*Short task:*
Word for word, restate every line of the listing that follows.

# Start of Given records

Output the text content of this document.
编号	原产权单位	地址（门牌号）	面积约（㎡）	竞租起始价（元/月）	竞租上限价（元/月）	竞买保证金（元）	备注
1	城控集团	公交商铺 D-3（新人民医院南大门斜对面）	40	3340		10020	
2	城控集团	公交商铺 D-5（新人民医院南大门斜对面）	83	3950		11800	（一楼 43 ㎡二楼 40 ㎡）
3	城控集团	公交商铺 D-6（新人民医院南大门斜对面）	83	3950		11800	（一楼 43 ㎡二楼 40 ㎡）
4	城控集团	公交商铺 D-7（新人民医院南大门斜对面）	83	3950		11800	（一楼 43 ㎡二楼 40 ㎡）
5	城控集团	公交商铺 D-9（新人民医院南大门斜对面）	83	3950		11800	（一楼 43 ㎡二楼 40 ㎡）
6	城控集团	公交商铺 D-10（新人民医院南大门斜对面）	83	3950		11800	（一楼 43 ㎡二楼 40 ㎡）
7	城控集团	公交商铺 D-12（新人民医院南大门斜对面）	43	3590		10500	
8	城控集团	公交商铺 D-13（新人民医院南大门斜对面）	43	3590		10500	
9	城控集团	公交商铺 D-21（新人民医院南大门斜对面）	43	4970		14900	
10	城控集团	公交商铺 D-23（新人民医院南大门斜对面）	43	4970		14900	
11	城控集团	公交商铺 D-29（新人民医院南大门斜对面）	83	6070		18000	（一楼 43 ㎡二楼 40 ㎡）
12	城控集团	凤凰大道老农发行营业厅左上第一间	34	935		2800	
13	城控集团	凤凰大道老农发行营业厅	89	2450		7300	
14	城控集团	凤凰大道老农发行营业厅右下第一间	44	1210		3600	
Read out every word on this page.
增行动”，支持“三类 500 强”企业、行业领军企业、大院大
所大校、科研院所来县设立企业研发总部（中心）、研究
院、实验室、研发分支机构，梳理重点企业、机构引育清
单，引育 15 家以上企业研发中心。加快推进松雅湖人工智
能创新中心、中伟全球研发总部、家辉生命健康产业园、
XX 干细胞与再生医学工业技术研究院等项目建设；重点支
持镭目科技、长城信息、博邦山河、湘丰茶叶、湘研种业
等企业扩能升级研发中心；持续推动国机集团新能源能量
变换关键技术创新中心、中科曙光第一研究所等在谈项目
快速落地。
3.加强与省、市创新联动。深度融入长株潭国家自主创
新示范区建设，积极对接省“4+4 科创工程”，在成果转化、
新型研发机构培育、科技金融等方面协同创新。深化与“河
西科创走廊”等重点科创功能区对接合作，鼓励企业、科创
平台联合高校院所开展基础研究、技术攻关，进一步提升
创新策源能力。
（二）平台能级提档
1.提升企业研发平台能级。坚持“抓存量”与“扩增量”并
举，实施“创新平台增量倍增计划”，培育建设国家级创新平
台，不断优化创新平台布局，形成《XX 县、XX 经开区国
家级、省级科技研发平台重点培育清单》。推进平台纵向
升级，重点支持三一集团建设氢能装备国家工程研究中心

# End of Given records

*Worked answer:*
Output the text content of this document.
编号	原产权单位	地址（门牌号）	面积约（㎡）	竞租起始价（元/月）	竞租上限价（元/月）	竞买保证金（元）	备注
1	城控集团	公交商铺 D-3（新人民医院南大门斜对面）	40	3340		10020	
2	城控集团	公交商铺 D-5（新人民医院南大门斜对面）	83	3950		11800	（一楼 43 ㎡二楼 40 ㎡）
3	城控集团	公交商铺 D-6（新人民医院南大门斜对面）	83	3950		11800	（一楼 43 ㎡二楼 40 ㎡）
4	城控集团	公交商铺 D-7（新人民医院南大门斜对面）	83	3950		11800	（一楼 43 ㎡二楼 40 ㎡）
5	城控集团	公交商铺 D-9（新人民医院南大门斜对面）	83	3950		11800	（一楼 43 ㎡二楼 40 ㎡）
6	城控集团	公交商铺 D-10（新人民医院南大门斜对面）	83	3950		11800	（一楼 43 ㎡二楼 40 ㎡）
7	城控集团	公交商铺 D-12（新人民医院南大门斜对面）	43	3590		10500	
8	城控集团	公交商铺 D-13（新人民医院南大门斜对面）	43	3590		10500	
9	城控集团	公交商铺 D-21（新人民医院南大门斜对面）	43	4970		14900	
10	城控集团	公交商铺 D-23（新人民医院南大门斜对面）	43	4970		14900	
11	城控集团	公交商铺 D-29（新人民医院南大门斜对面）	83	6070		18000	（一楼 43 ㎡二楼 40 ㎡）
12	城控集团	凤凰大道老农发行营业厅左上第一间	34	935		2800	
13	城控集团	凤凰大道老农发行营业厅	89	2450		7300	
14	城控集团	凤凰大道老农发行营业厅右下第一间	44	1210		3600	
Read out every word on this page.
增行动”，支持“三类 500 强”企业、行业领军企业、大院大
所大校、科研院所来县设立企业研发总部（中心）、研究
院、实验室、研发分支机构，梳理重点企业、机构引育清
单，引育 15 家以上企业研发中心。加快推进松雅湖人工智
能创新中心、中伟全球研发总部、家辉生命健康产业园、
XX 干细胞与再生医学工业技术研究院等项目建设；重点支
持镭目科技、长城信息、博邦山河、湘丰茶叶、湘研种业
等企业扩能升级研发中心；持续推动国机集团新能源能量
变换关键技术创新中心、中科曙光第一研究所等在谈项目
快速落地。
3.加强与省、市创新联动。深度融入长株潭国家自主创
新示范区建设，积极对接省“4+4 科创工程”，在成果转化、
新型研发机构培育、科技金融等方面协同创新。深化与“河
西科创走廊”等重点科创功能区对接合作，鼓励企业、科创
平台联合高校院所开展基础研究、技术攻关，进一步提升
创新策源能力。
（二）平台能级提档
1.提升企业研发平台能级。坚持“抓存量”与“扩增量”并
举，实施“创新平台增量倍增计划”，培育建设国家级创新平
台，不断优化创新平台布局，形成《XX 县、XX 经开区国
家级、省级科技研发平台重点培育清单》。推进平台纵向
升级，重点支持三一集团建设氢能装备国家工程研究中心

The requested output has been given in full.